── Dataset entries ──

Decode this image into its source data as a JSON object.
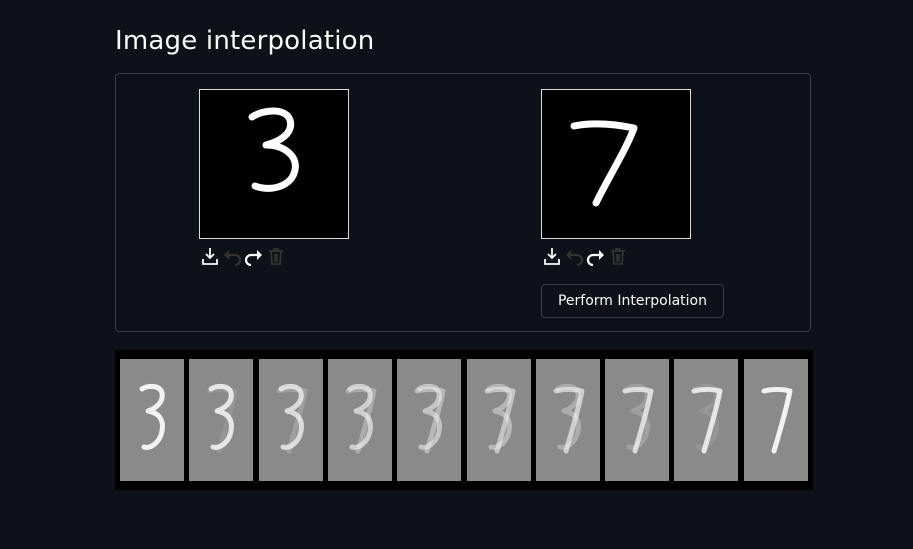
{
  "page": {
    "title": "Image interpolation"
  },
  "canvas_left": {
    "digit": "3",
    "tools": [
      "download-icon",
      "undo-icon",
      "redo-icon",
      "trash-icon"
    ]
  },
  "canvas_right": {
    "digit": "7",
    "tools": [
      "download-icon",
      "undo-icon",
      "redo-icon",
      "trash-icon"
    ]
  },
  "actions": {
    "interpolate_label": "Perform Interpolation"
  },
  "result": {
    "frame_count": 10,
    "start_digit": "3",
    "end_digit": "7"
  }
}
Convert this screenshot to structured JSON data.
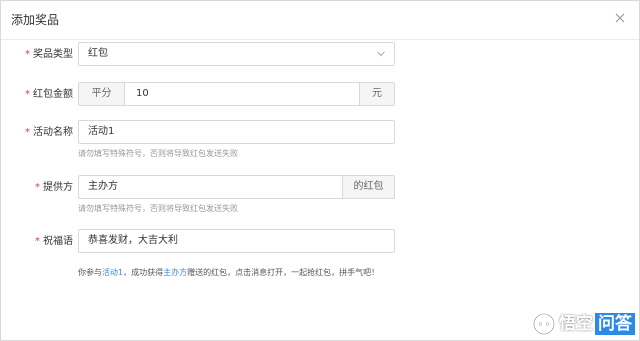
{
  "dialog": {
    "title": "添加奖品",
    "close_icon": "close-icon"
  },
  "form": {
    "prize_type": {
      "label": "奖品类型",
      "value": "红包",
      "required": "*"
    },
    "amount": {
      "label": "红包金额",
      "prefix": "平分",
      "value": "10",
      "suffix": "元",
      "required": "*"
    },
    "activity_name": {
      "label": "活动名称",
      "value": "活动1",
      "hint": "请勿填写特殊符号，否则将导致红包发送失败",
      "required": "*"
    },
    "provider": {
      "label": "提供方",
      "value": "主办方",
      "suffix": "的红包",
      "hint": "请勿填写特殊符号，否则将导致红包发送失败",
      "required": "*"
    },
    "blessing": {
      "label": "祝福语",
      "value": "恭喜发财，大吉大利",
      "required": "*"
    }
  },
  "preview": {
    "part1": "你参与",
    "activity": "活动1",
    "part2": "，成功获得",
    "provider": "主办方",
    "part3": "赠送的红包，点击消息打开，一起抢红包，拼手气吧！"
  },
  "watermark": {
    "text1": "悟空",
    "text2": "问答"
  },
  "colors": {
    "required": "#e4393c",
    "highlight": "#3a88d6",
    "border": "#d9d9d9",
    "addon_bg": "#f5f5f5",
    "watermark_blue": "#2a8ae8"
  }
}
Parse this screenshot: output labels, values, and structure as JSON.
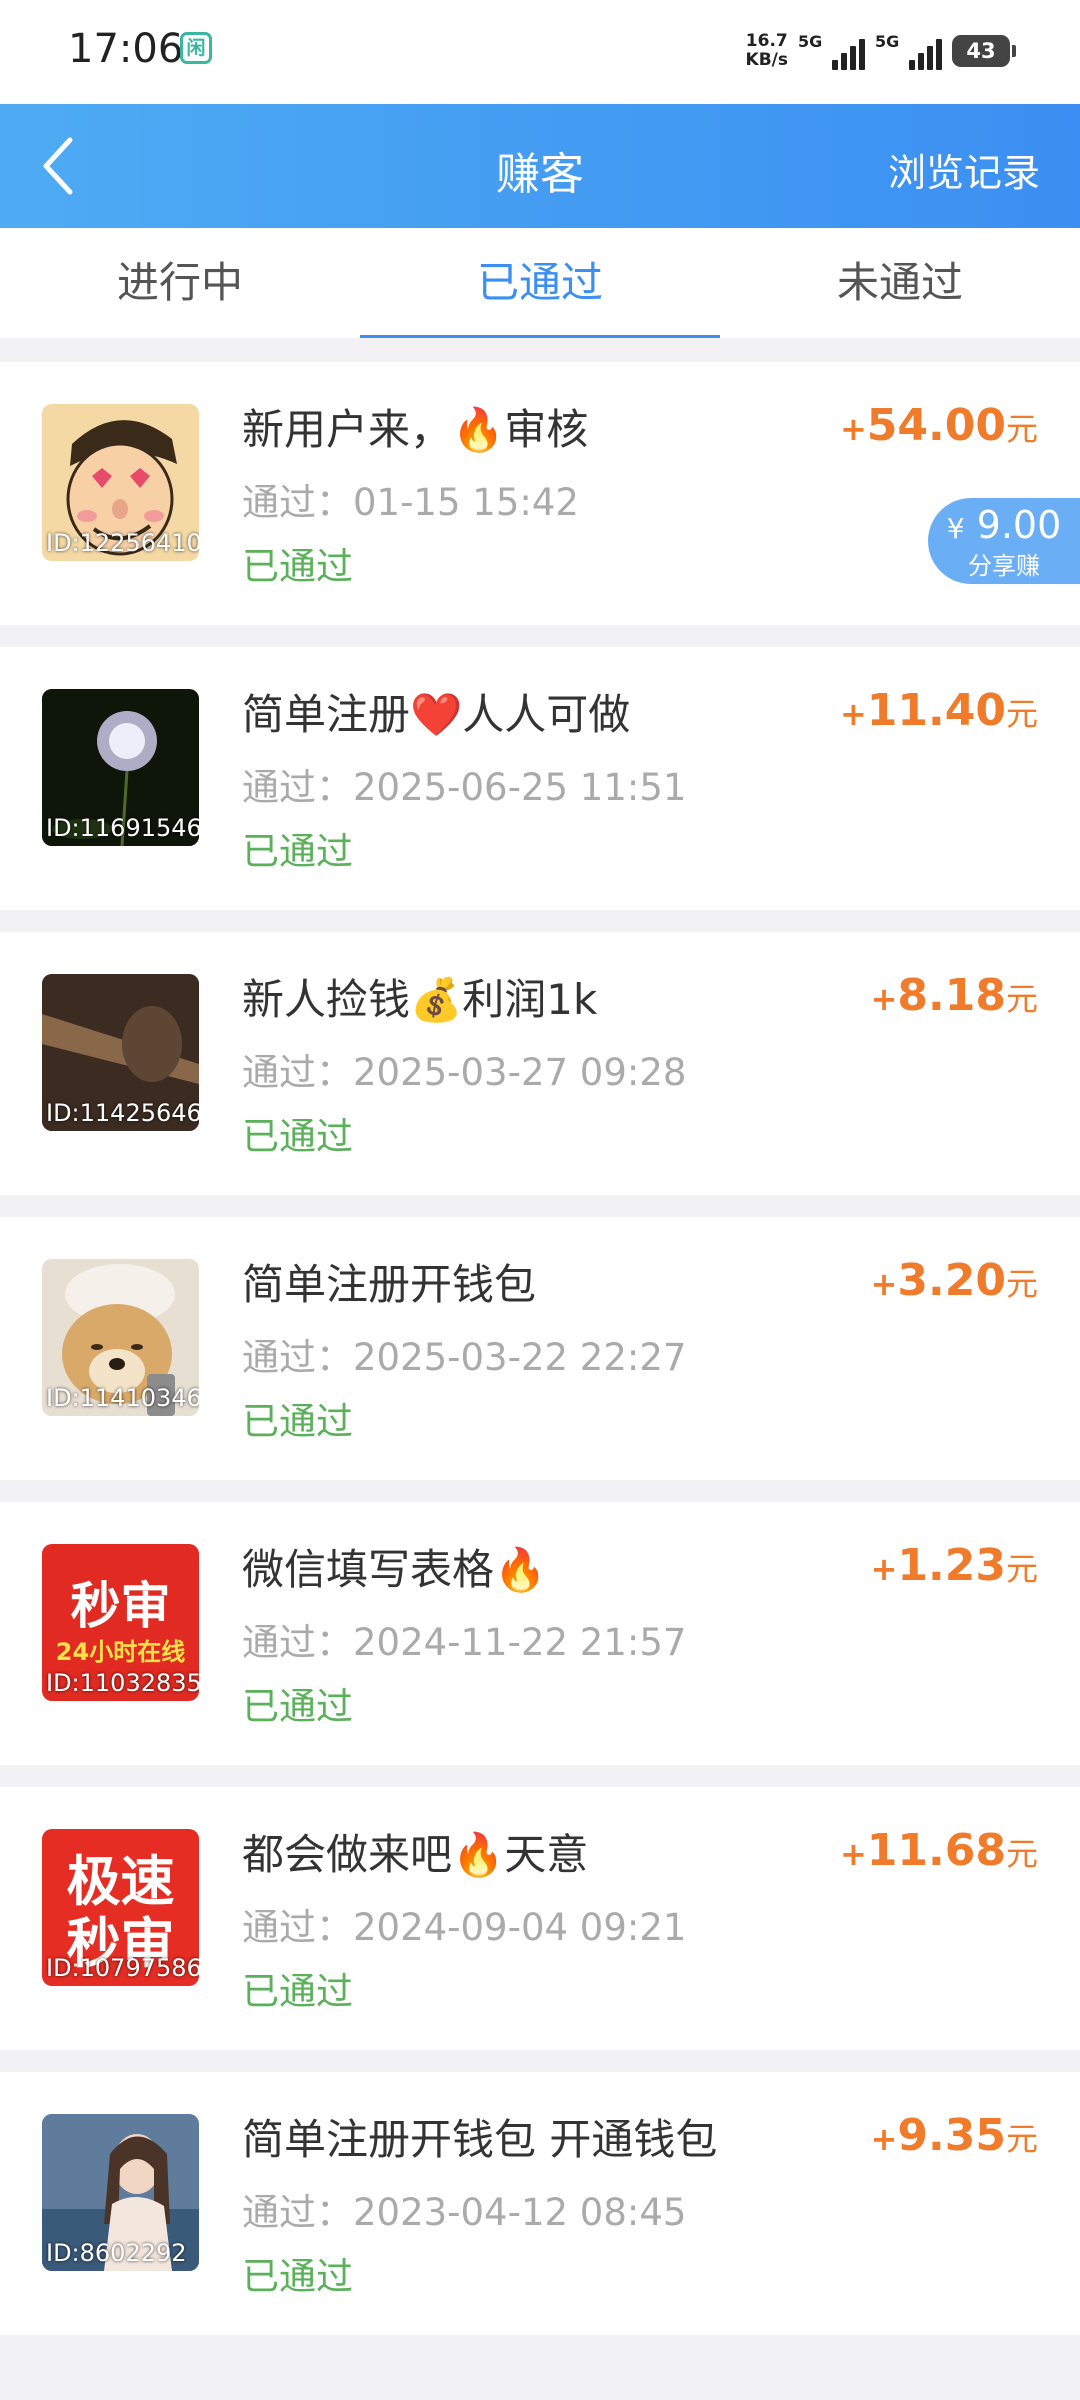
{
  "status_bar": {
    "time": "17:06",
    "app_badge": "闲",
    "net_speed_value": "16.7",
    "net_speed_unit": "KB/s",
    "sim1": "5G",
    "sim2": "5G",
    "battery": "43"
  },
  "header": {
    "title": "赚客",
    "right_label": "浏览记录"
  },
  "tabs": [
    {
      "label": "进行中",
      "active": false
    },
    {
      "label": "已通过",
      "active": true
    },
    {
      "label": "未通过",
      "active": false
    }
  ],
  "colors": {
    "header_start": "#4eabf3",
    "header_end": "#3b8ff2",
    "accent_blue": "#3b8ff2",
    "amount_orange": "#f07b2a",
    "status_green": "#5bb05a",
    "share_badge": "#6aaef5"
  },
  "items": [
    {
      "id_label": "ID:12256410",
      "title": "新用户来，🔥审核",
      "time": "通过：01-15 15:42",
      "status": "已通过",
      "plus": "+",
      "amount": "54.00",
      "unit": "元",
      "share_yen": "¥",
      "share_value": "9.00",
      "share_label": "分享赚"
    },
    {
      "id_label": "ID:11691546",
      "title": "简单注册❤️人人可做",
      "time": "通过：2025-06-25 11:51",
      "status": "已通过",
      "plus": "+",
      "amount": "11.40",
      "unit": "元"
    },
    {
      "id_label": "ID:11425646",
      "title": "新人捡钱💰利润1k",
      "time": "通过：2025-03-27 09:28",
      "status": "已通过",
      "plus": "+",
      "amount": "8.18",
      "unit": "元"
    },
    {
      "id_label": "ID:11410346",
      "title": "简单注册开钱包",
      "time": "通过：2025-03-22 22:27",
      "status": "已通过",
      "plus": "+",
      "amount": "3.20",
      "unit": "元"
    },
    {
      "id_label": "ID:11032835",
      "title": "微信填写表格🔥",
      "time": "通过：2024-11-22 21:57",
      "status": "已通过",
      "plus": "+",
      "amount": "1.23",
      "unit": "元",
      "thumb_text_1": "秒审",
      "thumb_text_2": "24小时在线"
    },
    {
      "id_label": "ID:10797586",
      "title": "都会做来吧🔥天意",
      "time": "通过：2024-09-04 09:21",
      "status": "已通过",
      "plus": "+",
      "amount": "11.68",
      "unit": "元",
      "thumb_text_1": "极速",
      "thumb_text_2": "秒审"
    },
    {
      "id_label": "ID:8602292",
      "title": "简单注册开钱包 开通钱包",
      "time": "通过：2023-04-12 08:45",
      "status": "已通过",
      "plus": "+",
      "amount": "9.35",
      "unit": "元"
    }
  ]
}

───

== Set exercise ==
Retype the records exactly. Any image in them should not appear in what you write.

== Output for this task ==
Decode this image into its source data as a JSON object.
{
  "page": {
    "title": "Image interpolation"
  },
  "canvas_left": {
    "digit": "3",
    "tools": [
      "download-icon",
      "undo-icon",
      "redo-icon",
      "trash-icon"
    ]
  },
  "canvas_right": {
    "digit": "7",
    "tools": [
      "download-icon",
      "undo-icon",
      "redo-icon",
      "trash-icon"
    ]
  },
  "actions": {
    "interpolate_label": "Perform Interpolation"
  },
  "result": {
    "frame_count": 10,
    "start_digit": "3",
    "end_digit": "7"
  }
}
Convert this screenshot to structured JSON data.
{
  "dialog": {
    "title": "添加奖品",
    "close_icon": "close-icon"
  },
  "form": {
    "prize_type": {
      "label": "奖品类型",
      "value": "红包",
      "required": "*"
    },
    "amount": {
      "label": "红包金额",
      "prefix": "平分",
      "value": "10",
      "suffix": "元",
      "required": "*"
    },
    "activity_name": {
      "label": "活动名称",
      "value": "活动1",
      "hint": "请勿填写特殊符号，否则将导致红包发送失败",
      "required": "*"
    },
    "provider": {
      "label": "提供方",
      "value": "主办方",
      "suffix": "的红包",
      "hint": "请勿填写特殊符号，否则将导致红包发送失败",
      "required": "*"
    },
    "blessing": {
      "label": "祝福语",
      "value": "恭喜发财，大吉大利",
      "required": "*"
    }
  },
  "preview": {
    "part1": "你参与",
    "activity": "活动1",
    "part2": "，成功获得",
    "provider": "主办方",
    "part3": "赠送的红包，点击消息打开，一起抢红包，拼手气吧！"
  },
  "watermark": {
    "text1": "悟空",
    "text2": "问答"
  },
  "colors": {
    "required": "#e4393c",
    "highlight": "#3a88d6",
    "border": "#d9d9d9",
    "addon_bg": "#f5f5f5",
    "watermark_blue": "#2a8ae8"
  }
}
Parse this screenshot: output labels, values, and structure as JSON.
{
  "status_bar": {
    "time": "17:06",
    "app_badge": "闲",
    "net_speed_value": "16.7",
    "net_speed_unit": "KB/s",
    "sim1": "5G",
    "sim2": "5G",
    "battery": "43"
  },
  "header": {
    "title": "赚客",
    "right_label": "浏览记录"
  },
  "tabs": [
    {
      "label": "进行中",
      "active": false
    },
    {
      "label": "已通过",
      "active": true
    },
    {
      "label": "未通过",
      "active": false
    }
  ],
  "colors": {
    "header_start": "#4eabf3",
    "header_end": "#3b8ff2",
    "accent_blue": "#3b8ff2",
    "amount_orange": "#f07b2a",
    "status_green": "#5bb05a",
    "share_badge": "#6aaef5"
  },
  "items": [
    {
      "id_label": "ID:12256410",
      "title": "新用户来，🔥审核",
      "time": "通过：01-15 15:42",
      "status": "已通过",
      "plus": "+",
      "amount": "54.00",
      "unit": "元",
      "share_yen": "¥",
      "share_value": "9.00",
      "share_label": "分享赚"
    },
    {
      "id_label": "ID:11691546",
      "title": "简单注册❤️人人可做",
      "time": "通过：2025-06-25 11:51",
      "status": "已通过",
      "plus": "+",
      "amount": "11.40",
      "unit": "元"
    },
    {
      "id_label": "ID:11425646",
      "title": "新人捡钱💰利润1k",
      "time": "通过：2025-03-27 09:28",
      "status": "已通过",
      "plus": "+",
      "amount": "8.18",
      "unit": "元"
    },
    {
      "id_label": "ID:11410346",
      "title": "简单注册开钱包",
      "time": "通过：2025-03-22 22:27",
      "status": "已通过",
      "plus": "+",
      "amount": "3.20",
      "unit": "元"
    },
    {
      "id_label": "ID:11032835",
      "title": "微信填写表格🔥",
      "time": "通过：2024-11-22 21:57",
      "status": "已通过",
      "plus": "+",
      "amount": "1.23",
      "unit": "元",
      "thumb_text_1": "秒审",
      "thumb_text_2": "24小时在线"
    },
    {
      "id_label": "ID:10797586",
      "title": "都会做来吧🔥天意",
      "time": "通过：2024-09-04 09:21",
      "status": "已通过",
      "plus": "+",
      "amount": "11.68",
      "unit": "元",
      "thumb_text_1": "极速",
      "thumb_text_2": "秒审"
    },
    {
      "id_label": "ID:8602292",
      "title": "简单注册开钱包 开通钱包",
      "time": "通过：2023-04-12 08:45",
      "status": "已通过",
      "plus": "+",
      "amount": "9.35",
      "unit": "元"
    }
  ]
}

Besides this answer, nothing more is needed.